* TASK GOAL *
Transcribe each record exactly. Include every one.

** start **

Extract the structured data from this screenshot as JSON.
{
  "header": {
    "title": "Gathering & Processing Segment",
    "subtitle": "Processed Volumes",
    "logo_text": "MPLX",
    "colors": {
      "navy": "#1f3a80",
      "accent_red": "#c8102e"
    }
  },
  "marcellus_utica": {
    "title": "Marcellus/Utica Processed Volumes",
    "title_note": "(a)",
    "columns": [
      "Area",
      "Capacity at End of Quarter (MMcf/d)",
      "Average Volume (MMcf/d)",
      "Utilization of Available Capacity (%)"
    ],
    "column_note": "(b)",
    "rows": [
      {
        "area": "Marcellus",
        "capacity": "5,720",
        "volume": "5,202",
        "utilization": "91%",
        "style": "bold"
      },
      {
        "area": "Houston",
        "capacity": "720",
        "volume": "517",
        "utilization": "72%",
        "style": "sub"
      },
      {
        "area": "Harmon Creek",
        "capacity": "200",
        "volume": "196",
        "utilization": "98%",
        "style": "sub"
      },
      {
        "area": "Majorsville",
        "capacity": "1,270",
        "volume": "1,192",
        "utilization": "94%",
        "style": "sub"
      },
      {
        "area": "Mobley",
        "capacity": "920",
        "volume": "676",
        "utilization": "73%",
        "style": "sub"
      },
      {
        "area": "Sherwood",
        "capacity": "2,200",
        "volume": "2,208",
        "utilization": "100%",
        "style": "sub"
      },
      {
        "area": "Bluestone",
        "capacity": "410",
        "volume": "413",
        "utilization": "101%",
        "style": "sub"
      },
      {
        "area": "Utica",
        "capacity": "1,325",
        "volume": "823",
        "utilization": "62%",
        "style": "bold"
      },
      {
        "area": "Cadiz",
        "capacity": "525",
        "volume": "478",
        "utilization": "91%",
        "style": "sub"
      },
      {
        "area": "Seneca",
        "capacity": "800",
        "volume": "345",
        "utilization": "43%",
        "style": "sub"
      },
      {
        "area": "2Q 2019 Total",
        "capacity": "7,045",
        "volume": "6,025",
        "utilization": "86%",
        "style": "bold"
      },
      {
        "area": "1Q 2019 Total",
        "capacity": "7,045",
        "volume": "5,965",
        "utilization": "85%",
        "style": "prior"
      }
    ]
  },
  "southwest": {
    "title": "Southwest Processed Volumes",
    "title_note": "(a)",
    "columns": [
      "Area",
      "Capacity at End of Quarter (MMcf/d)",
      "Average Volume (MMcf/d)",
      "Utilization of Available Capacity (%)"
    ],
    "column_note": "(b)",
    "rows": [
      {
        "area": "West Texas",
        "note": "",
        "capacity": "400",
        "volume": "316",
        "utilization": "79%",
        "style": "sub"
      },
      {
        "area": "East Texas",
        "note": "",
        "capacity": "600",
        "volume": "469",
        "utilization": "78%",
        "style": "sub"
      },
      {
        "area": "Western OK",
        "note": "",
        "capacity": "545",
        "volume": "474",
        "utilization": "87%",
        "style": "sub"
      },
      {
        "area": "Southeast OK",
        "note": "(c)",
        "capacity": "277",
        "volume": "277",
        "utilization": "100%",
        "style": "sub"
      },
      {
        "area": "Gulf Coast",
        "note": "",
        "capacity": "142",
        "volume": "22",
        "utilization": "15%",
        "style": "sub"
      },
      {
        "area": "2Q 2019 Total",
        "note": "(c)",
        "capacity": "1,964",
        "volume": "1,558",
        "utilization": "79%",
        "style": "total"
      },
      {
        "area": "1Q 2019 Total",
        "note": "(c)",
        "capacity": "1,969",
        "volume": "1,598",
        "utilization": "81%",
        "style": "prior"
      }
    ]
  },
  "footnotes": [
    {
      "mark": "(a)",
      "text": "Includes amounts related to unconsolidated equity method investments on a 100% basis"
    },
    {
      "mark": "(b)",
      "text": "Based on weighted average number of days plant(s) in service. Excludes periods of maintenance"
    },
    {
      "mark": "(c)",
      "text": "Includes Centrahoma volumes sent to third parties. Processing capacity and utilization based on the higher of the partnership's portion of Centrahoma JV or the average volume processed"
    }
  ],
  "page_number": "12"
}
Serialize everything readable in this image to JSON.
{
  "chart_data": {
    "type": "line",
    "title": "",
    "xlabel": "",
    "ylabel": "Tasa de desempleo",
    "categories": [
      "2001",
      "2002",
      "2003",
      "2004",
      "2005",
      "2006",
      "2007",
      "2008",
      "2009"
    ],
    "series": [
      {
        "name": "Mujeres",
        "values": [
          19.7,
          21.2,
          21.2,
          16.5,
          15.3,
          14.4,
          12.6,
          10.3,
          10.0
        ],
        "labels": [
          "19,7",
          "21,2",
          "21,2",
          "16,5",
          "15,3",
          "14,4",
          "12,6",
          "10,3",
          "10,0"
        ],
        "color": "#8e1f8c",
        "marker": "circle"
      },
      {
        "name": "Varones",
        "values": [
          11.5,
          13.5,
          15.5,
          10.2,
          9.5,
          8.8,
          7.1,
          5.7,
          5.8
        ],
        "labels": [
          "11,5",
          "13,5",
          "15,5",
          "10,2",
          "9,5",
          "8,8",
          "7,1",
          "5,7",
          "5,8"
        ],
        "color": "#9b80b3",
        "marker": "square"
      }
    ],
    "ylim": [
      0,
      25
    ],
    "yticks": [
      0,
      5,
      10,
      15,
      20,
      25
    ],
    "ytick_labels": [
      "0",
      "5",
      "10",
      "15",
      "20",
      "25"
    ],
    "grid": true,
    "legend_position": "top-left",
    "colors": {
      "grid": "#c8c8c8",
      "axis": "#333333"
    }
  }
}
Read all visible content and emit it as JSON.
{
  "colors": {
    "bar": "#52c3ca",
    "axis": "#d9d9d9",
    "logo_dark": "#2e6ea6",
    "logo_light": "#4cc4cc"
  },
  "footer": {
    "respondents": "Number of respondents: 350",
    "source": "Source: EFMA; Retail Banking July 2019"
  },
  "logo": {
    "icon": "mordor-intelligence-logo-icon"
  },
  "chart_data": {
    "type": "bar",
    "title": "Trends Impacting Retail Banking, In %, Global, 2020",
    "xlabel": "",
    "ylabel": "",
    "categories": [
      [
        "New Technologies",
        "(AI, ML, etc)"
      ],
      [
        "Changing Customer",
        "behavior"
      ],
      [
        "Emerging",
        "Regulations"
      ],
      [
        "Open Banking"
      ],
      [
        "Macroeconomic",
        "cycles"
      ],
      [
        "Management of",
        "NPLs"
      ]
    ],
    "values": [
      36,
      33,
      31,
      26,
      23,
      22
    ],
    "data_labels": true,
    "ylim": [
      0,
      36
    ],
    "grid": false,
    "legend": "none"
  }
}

** end **

* IN RESPONSE *
Extract the structured data from this screenshot as JSON.
{
  "header": {
    "title": "Gathering & Processing Segment",
    "subtitle": "Processed Volumes",
    "logo_text": "MPLX",
    "colors": {
      "navy": "#1f3a80",
      "accent_red": "#c8102e"
    }
  },
  "marcellus_utica": {
    "title": "Marcellus/Utica Processed Volumes",
    "title_note": "(a)",
    "columns": [
      "Area",
      "Capacity at End of Quarter (MMcf/d)",
      "Average Volume (MMcf/d)",
      "Utilization of Available Capacity (%)"
    ],
    "column_note": "(b)",
    "rows": [
      {
        "area": "Marcellus",
        "capacity": "5,720",
        "volume": "5,202",
        "utilization": "91%",
        "style": "bold"
      },
      {
        "area": "Houston",
        "capacity": "720",
        "volume": "517",
        "utilization": "72%",
        "style": "sub"
      },
      {
        "area": "Harmon Creek",
        "capacity": "200",
        "volume": "196",
        "utilization": "98%",
        "style": "sub"
      },
      {
        "area": "Majorsville",
        "capacity": "1,270",
        "volume": "1,192",
        "utilization": "94%",
        "style": "sub"
      },
      {
        "area": "Mobley",
        "capacity": "920",
        "volume": "676",
        "utilization": "73%",
        "style": "sub"
      },
      {
        "area": "Sherwood",
        "capacity": "2,200",
        "volume": "2,208",
        "utilization": "100%",
        "style": "sub"
      },
      {
        "area": "Bluestone",
        "capacity": "410",
        "volume": "413",
        "utilization": "101%",
        "style": "sub"
      },
      {
        "area": "Utica",
        "capacity": "1,325",
        "volume": "823",
        "utilization": "62%",
        "style": "bold"
      },
      {
        "area": "Cadiz",
        "capacity": "525",
        "volume": "478",
        "utilization": "91%",
        "style": "sub"
      },
      {
        "area": "Seneca",
        "capacity": "800",
        "volume": "345",
        "utilization": "43%",
        "style": "sub"
      },
      {
        "area": "2Q 2019 Total",
        "capacity": "7,045",
        "volume": "6,025",
        "utilization": "86%",
        "style": "bold"
      },
      {
        "area": "1Q 2019 Total",
        "capacity": "7,045",
        "volume": "5,965",
        "utilization": "85%",
        "style": "prior"
      }
    ]
  },
  "southwest": {
    "title": "Southwest Processed Volumes",
    "title_note": "(a)",
    "columns": [
      "Area",
      "Capacity at End of Quarter (MMcf/d)",
      "Average Volume (MMcf/d)",
      "Utilization of Available Capacity (%)"
    ],
    "column_note": "(b)",
    "rows": [
      {
        "area": "West Texas",
        "note": "",
        "capacity": "400",
        "volume": "316",
        "utilization": "79%",
        "style": "sub"
      },
      {
        "area": "East Texas",
        "note": "",
        "capacity": "600",
        "volume": "469",
        "utilization": "78%",
        "style": "sub"
      },
      {
        "area": "Western OK",
        "note": "",
        "capacity": "545",
        "volume": "474",
        "utilization": "87%",
        "style": "sub"
      },
      {
        "area": "Southeast OK",
        "note": "(c)",
        "capacity": "277",
        "volume": "277",
        "utilization": "100%",
        "style": "sub"
      },
      {
        "area": "Gulf Coast",
        "note": "",
        "capacity": "142",
        "volume": "22",
        "utilization": "15%",
        "style": "sub"
      },
      {
        "area": "2Q 2019 Total",
        "note": "(c)",
        "capacity": "1,964",
        "volume": "1,558",
        "utilization": "79%",
        "style": "total"
      },
      {
        "area": "1Q 2019 Total",
        "note": "(c)",
        "capacity": "1,969",
        "volume": "1,598",
        "utilization": "81%",
        "style": "prior"
      }
    ]
  },
  "footnotes": [
    {
      "mark": "(a)",
      "text": "Includes amounts related to unconsolidated equity method investments on a 100% basis"
    },
    {
      "mark": "(b)",
      "text": "Based on weighted average number of days plant(s) in service. Excludes periods of maintenance"
    },
    {
      "mark": "(c)",
      "text": "Includes Centrahoma volumes sent to third parties. Processing capacity and utilization based on the higher of the partnership's portion of Centrahoma JV or the average volume processed"
    }
  ],
  "page_number": "12"
}
Serialize everything readable in this image to JSON.
{
  "chart_data": {
    "type": "line",
    "title": "",
    "xlabel": "",
    "ylabel": "Tasa de desempleo",
    "categories": [
      "2001",
      "2002",
      "2003",
      "2004",
      "2005",
      "2006",
      "2007",
      "2008",
      "2009"
    ],
    "series": [
      {
        "name": "Mujeres",
        "values": [
          19.7,
          21.2,
          21.2,
          16.5,
          15.3,
          14.4,
          12.6,
          10.3,
          10.0
        ],
        "labels": [
          "19,7",
          "21,2",
          "21,2",
          "16,5",
          "15,3",
          "14,4",
          "12,6",
          "10,3",
          "10,0"
        ],
        "color": "#8e1f8c",
        "marker": "circle"
      },
      {
        "name": "Varones",
        "values": [
          11.5,
          13.5,
          15.5,
          10.2,
          9.5,
          8.8,
          7.1,
          5.7,
          5.8
        ],
        "labels": [
          "11,5",
          "13,5",
          "15,5",
          "10,2",
          "9,5",
          "8,8",
          "7,1",
          "5,7",
          "5,8"
        ],
        "color": "#9b80b3",
        "marker": "square"
      }
    ],
    "ylim": [
      0,
      25
    ],
    "yticks": [
      0,
      5,
      10,
      15,
      20,
      25
    ],
    "ytick_labels": [
      "0",
      "5",
      "10",
      "15",
      "20",
      "25"
    ],
    "grid": true,
    "legend_position": "top-left",
    "colors": {
      "grid": "#c8c8c8",
      "axis": "#333333"
    }
  }
}
Read all visible content and emit it as JSON.
{
  "colors": {
    "bar": "#52c3ca",
    "axis": "#d9d9d9",
    "logo_dark": "#2e6ea6",
    "logo_light": "#4cc4cc"
  },
  "footer": {
    "respondents": "Number of respondents: 350",
    "source": "Source: EFMA; Retail Banking July 2019"
  },
  "logo": {
    "icon": "mordor-intelligence-logo-icon"
  },
  "chart_data": {
    "type": "bar",
    "title": "Trends Impacting Retail Banking, In %, Global, 2020",
    "xlabel": "",
    "ylabel": "",
    "categories": [
      [
        "New Technologies",
        "(AI, ML, etc)"
      ],
      [
        "Changing Customer",
        "behavior"
      ],
      [
        "Emerging",
        "Regulations"
      ],
      [
        "Open Banking"
      ],
      [
        "Macroeconomic",
        "cycles"
      ],
      [
        "Management of",
        "NPLs"
      ]
    ],
    "values": [
      36,
      33,
      31,
      26,
      23,
      22
    ],
    "data_labels": true,
    "ylim": [
      0,
      36
    ],
    "grid": false,
    "legend": "none"
  }
}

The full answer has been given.